Retype all of the listing exactly, passing over any picture you find.

## Begin Exercise material

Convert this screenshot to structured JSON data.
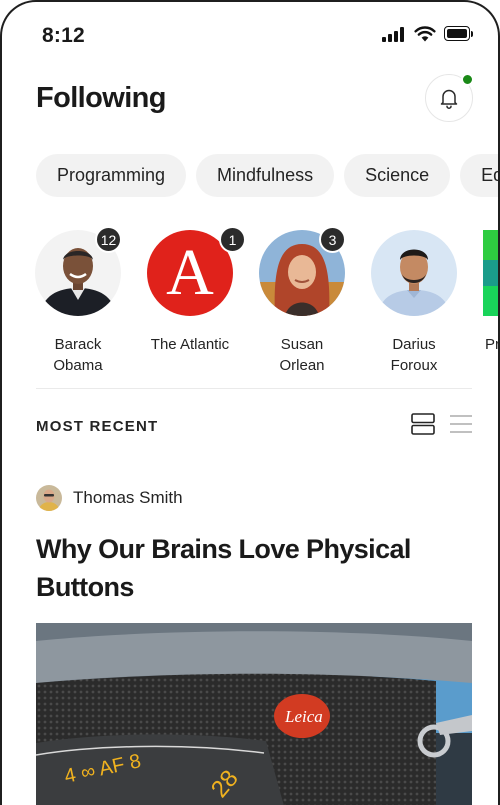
{
  "status_bar": {
    "time": "8:12"
  },
  "header": {
    "title": "Following"
  },
  "topics": [
    "Programming",
    "Mindfulness",
    "Science",
    "Eq"
  ],
  "following": [
    {
      "name_line1": "Barack",
      "name_line2": "Obama",
      "badge": "12"
    },
    {
      "name_line1": "The Atlantic",
      "name_line2": "",
      "badge": "1",
      "logo_letter": "A"
    },
    {
      "name_line1": "Susan",
      "name_line2": "Orlean",
      "badge": "3"
    },
    {
      "name_line1": "Darius",
      "name_line2": "Foroux",
      "badge": ""
    },
    {
      "name_line1": "Pr",
      "name_line2": "",
      "badge": ""
    }
  ],
  "section": {
    "label": "MOST RECENT"
  },
  "article": {
    "author": "Thomas Smith",
    "title": "Why Our Brains Love Physical Buttons"
  },
  "colors": {
    "accent_green": "#1a8917",
    "atlantic_red": "#e0221b",
    "badge_dark": "#2b2b2b"
  },
  "icons": [
    "signal-icon",
    "wifi-icon",
    "battery-icon",
    "bell-icon",
    "card-view-icon",
    "list-view-icon"
  ]
}
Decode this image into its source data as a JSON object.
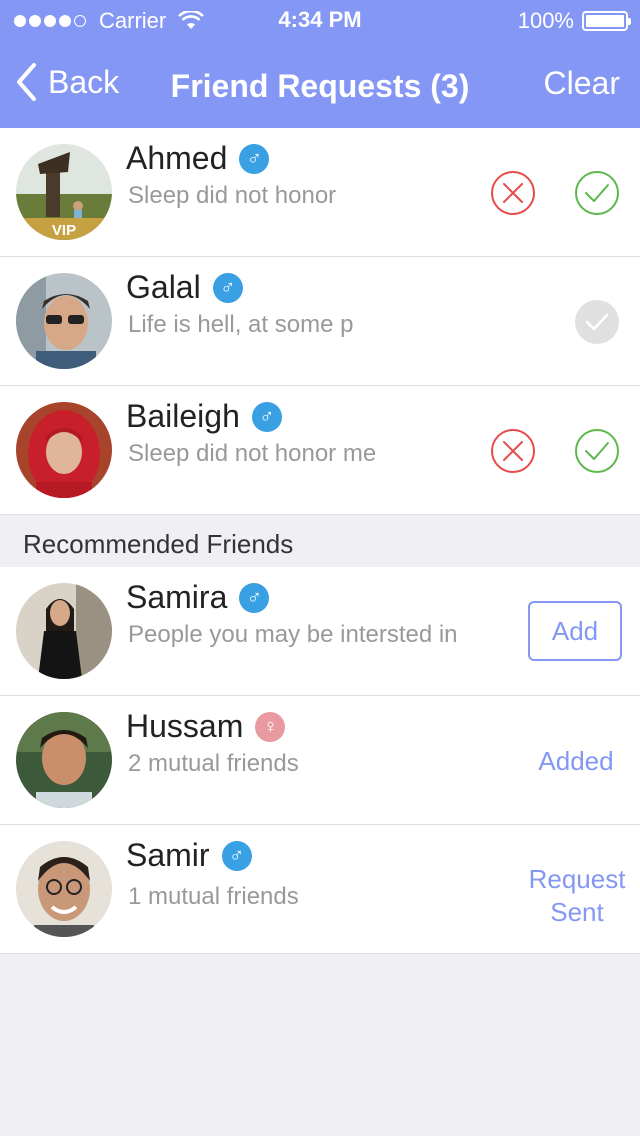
{
  "status_bar": {
    "carrier": "Carrier",
    "time": "4:34 PM",
    "battery": "100%"
  },
  "nav": {
    "back_label": "Back",
    "title": "Friend Requests (3)",
    "clear_label": "Clear"
  },
  "requests": [
    {
      "name": "Ahmed",
      "gender": "male",
      "subtitle": "Sleep did not honor",
      "badge": "VIP",
      "actions": [
        "decline",
        "accept"
      ]
    },
    {
      "name": "Galal",
      "gender": "male",
      "subtitle": "Life is hell, at some p",
      "actions": [
        "accepted"
      ]
    },
    {
      "name": "Baileigh",
      "gender": "male",
      "subtitle": "Sleep did not honor me",
      "actions": [
        "decline",
        "accept"
      ]
    }
  ],
  "recommended": {
    "header": "Recommended Friends",
    "items": [
      {
        "name": "Samira",
        "gender": "male",
        "subtitle": "People you may be intersted in",
        "action_label": "Add"
      },
      {
        "name": "Hussam",
        "gender": "female",
        "subtitle": "2 mutual friends",
        "action_label": "Added"
      },
      {
        "name": "Samir",
        "gender": "male",
        "subtitle": "1 mutual friends",
        "action_label_line1": "Request",
        "action_label_line2": "Sent"
      }
    ]
  },
  "colors": {
    "accent": "#8497f4",
    "male_badge": "#3aa0e4",
    "female_badge": "#e89aa0",
    "decline": "#e84a4a",
    "accept": "#5cb84a",
    "disabled": "#e0e0e0"
  },
  "icons": {
    "back": "chevron-left-icon",
    "decline": "x-circle-icon",
    "accept": "check-circle-icon",
    "male": "male-symbol-icon",
    "female": "female-symbol-icon"
  }
}
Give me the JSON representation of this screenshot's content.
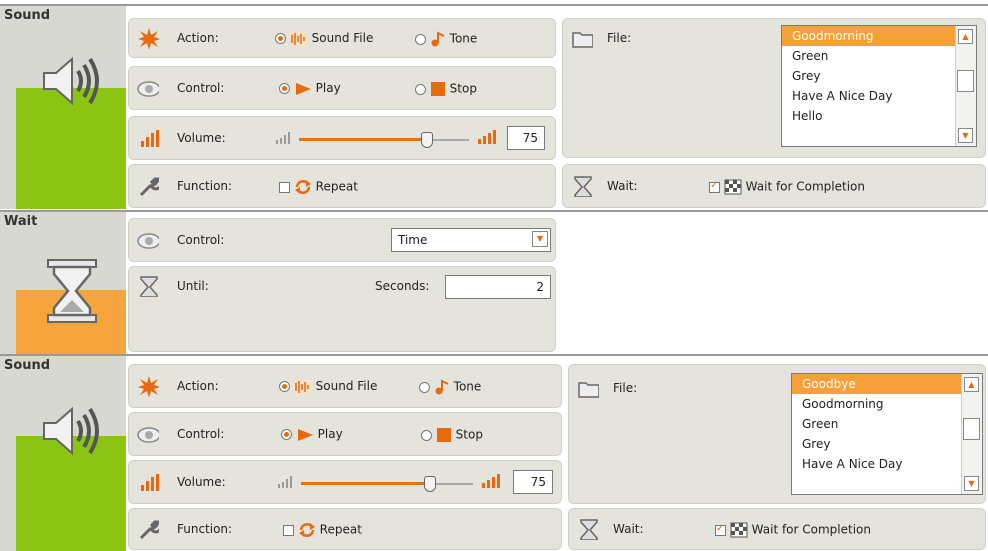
{
  "blocks": [
    {
      "title": "Sound",
      "labels": {
        "action": "Action:",
        "control": "Control:",
        "volume": "Volume:",
        "function": "Function:",
        "file": "File:",
        "wait": "Wait:"
      },
      "action_options": [
        "Sound File",
        "Tone"
      ],
      "action_selected": "Sound File",
      "control_options": [
        "Play",
        "Stop"
      ],
      "control_selected": "Play",
      "volume": "75",
      "volume_level": 0.75,
      "repeat_label": "Repeat",
      "repeat_checked": false,
      "files": [
        "Goodmorning",
        "Green",
        "Grey",
        "Have A Nice Day",
        "Hello"
      ],
      "file_selected": "Goodmorning",
      "wait_label": "Wait for Completion",
      "wait_checked": true
    },
    {
      "title": "Wait",
      "labels": {
        "control": "Control:",
        "until": "Until:",
        "seconds": "Seconds:"
      },
      "control_value": "Time",
      "seconds": "2"
    },
    {
      "title": "Sound",
      "labels": {
        "action": "Action:",
        "control": "Control:",
        "volume": "Volume:",
        "function": "Function:",
        "file": "File:",
        "wait": "Wait:"
      },
      "action_options": [
        "Sound File",
        "Tone"
      ],
      "action_selected": "Sound File",
      "control_options": [
        "Play",
        "Stop"
      ],
      "control_selected": "Play",
      "volume": "75",
      "volume_level": 0.75,
      "repeat_label": "Repeat",
      "repeat_checked": false,
      "files": [
        "Goodbye",
        "Goodmorning",
        "Green",
        "Grey",
        "Have A Nice Day"
      ],
      "file_selected": "Goodbye",
      "wait_label": "Wait for Completion",
      "wait_checked": true
    }
  ],
  "colors": {
    "sound_accent": "#8cc414",
    "wait_accent": "#f6a53c",
    "orange": "#e86a0c"
  }
}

## End Exercise material

### Solution to the exercise
Convert this screenshot to structured JSON data.
{
  "status_bar": {
    "time": "8:12"
  },
  "header": {
    "title": "Following"
  },
  "topics": [
    "Programming",
    "Mindfulness",
    "Science",
    "Eq"
  ],
  "following": [
    {
      "name_line1": "Barack",
      "name_line2": "Obama",
      "badge": "12"
    },
    {
      "name_line1": "The Atlantic",
      "name_line2": "",
      "badge": "1",
      "logo_letter": "A"
    },
    {
      "name_line1": "Susan",
      "name_line2": "Orlean",
      "badge": "3"
    },
    {
      "name_line1": "Darius",
      "name_line2": "Foroux",
      "badge": ""
    },
    {
      "name_line1": "Pr",
      "name_line2": "",
      "badge": ""
    }
  ],
  "section": {
    "label": "MOST RECENT"
  },
  "article": {
    "author": "Thomas Smith",
    "title": "Why Our Brains Love Physical Buttons"
  },
  "colors": {
    "accent_green": "#1a8917",
    "atlantic_red": "#e0221b",
    "badge_dark": "#2b2b2b"
  },
  "icons": [
    "signal-icon",
    "wifi-icon",
    "battery-icon",
    "bell-icon",
    "card-view-icon",
    "list-view-icon"
  ]
}
Decode this image into its source data as a JSON object.
{
  "status_bar": {
    "carrier": "Carrier",
    "time": "4:34 PM",
    "battery": "100%"
  },
  "nav": {
    "back_label": "Back",
    "title": "Friend Requests (3)",
    "clear_label": "Clear"
  },
  "requests": [
    {
      "name": "Ahmed",
      "gender": "male",
      "subtitle": "Sleep did not honor",
      "badge": "VIP",
      "actions": [
        "decline",
        "accept"
      ]
    },
    {
      "name": "Galal",
      "gender": "male",
      "subtitle": "Life is hell, at some p",
      "actions": [
        "accepted"
      ]
    },
    {
      "name": "Baileigh",
      "gender": "male",
      "subtitle": "Sleep did not honor me",
      "actions": [
        "decline",
        "accept"
      ]
    }
  ],
  "recommended": {
    "header": "Recommended Friends",
    "items": [
      {
        "name": "Samira",
        "gender": "male",
        "subtitle": "People you may be intersted in",
        "action_label": "Add"
      },
      {
        "name": "Hussam",
        "gender": "female",
        "subtitle": "2 mutual friends",
        "action_label": "Added"
      },
      {
        "name": "Samir",
        "gender": "male",
        "subtitle": "1 mutual friends",
        "action_label_line1": "Request",
        "action_label_line2": "Sent"
      }
    ]
  },
  "colors": {
    "accent": "#8497f4",
    "male_badge": "#3aa0e4",
    "female_badge": "#e89aa0",
    "decline": "#e84a4a",
    "accept": "#5cb84a",
    "disabled": "#e0e0e0"
  },
  "icons": {
    "back": "chevron-left-icon",
    "decline": "x-circle-icon",
    "accept": "check-circle-icon",
    "male": "male-symbol-icon",
    "female": "female-symbol-icon"
  }
}
Give me the JSON representation of this screenshot's content.
{
  "blocks": [
    {
      "title": "Sound",
      "labels": {
        "action": "Action:",
        "control": "Control:",
        "volume": "Volume:",
        "function": "Function:",
        "file": "File:",
        "wait": "Wait:"
      },
      "action_options": [
        "Sound File",
        "Tone"
      ],
      "action_selected": "Sound File",
      "control_options": [
        "Play",
        "Stop"
      ],
      "control_selected": "Play",
      "volume": "75",
      "volume_level": 0.75,
      "repeat_label": "Repeat",
      "repeat_checked": false,
      "files": [
        "Goodmorning",
        "Green",
        "Grey",
        "Have A Nice Day",
        "Hello"
      ],
      "file_selected": "Goodmorning",
      "wait_label": "Wait for Completion",
      "wait_checked": true
    },
    {
      "title": "Wait",
      "labels": {
        "control": "Control:",
        "until": "Until:",
        "seconds": "Seconds:"
      },
      "control_value": "Time",
      "seconds": "2"
    },
    {
      "title": "Sound",
      "labels": {
        "action": "Action:",
        "control": "Control:",
        "volume": "Volume:",
        "function": "Function:",
        "file": "File:",
        "wait": "Wait:"
      },
      "action_options": [
        "Sound File",
        "Tone"
      ],
      "action_selected": "Sound File",
      "control_options": [
        "Play",
        "Stop"
      ],
      "control_selected": "Play",
      "volume": "75",
      "volume_level": 0.75,
      "repeat_label": "Repeat",
      "repeat_checked": false,
      "files": [
        "Goodbye",
        "Goodmorning",
        "Green",
        "Grey",
        "Have A Nice Day"
      ],
      "file_selected": "Goodbye",
      "wait_label": "Wait for Completion",
      "wait_checked": true
    }
  ],
  "colors": {
    "sound_accent": "#8cc414",
    "wait_accent": "#f6a53c",
    "orange": "#e86a0c"
  }
}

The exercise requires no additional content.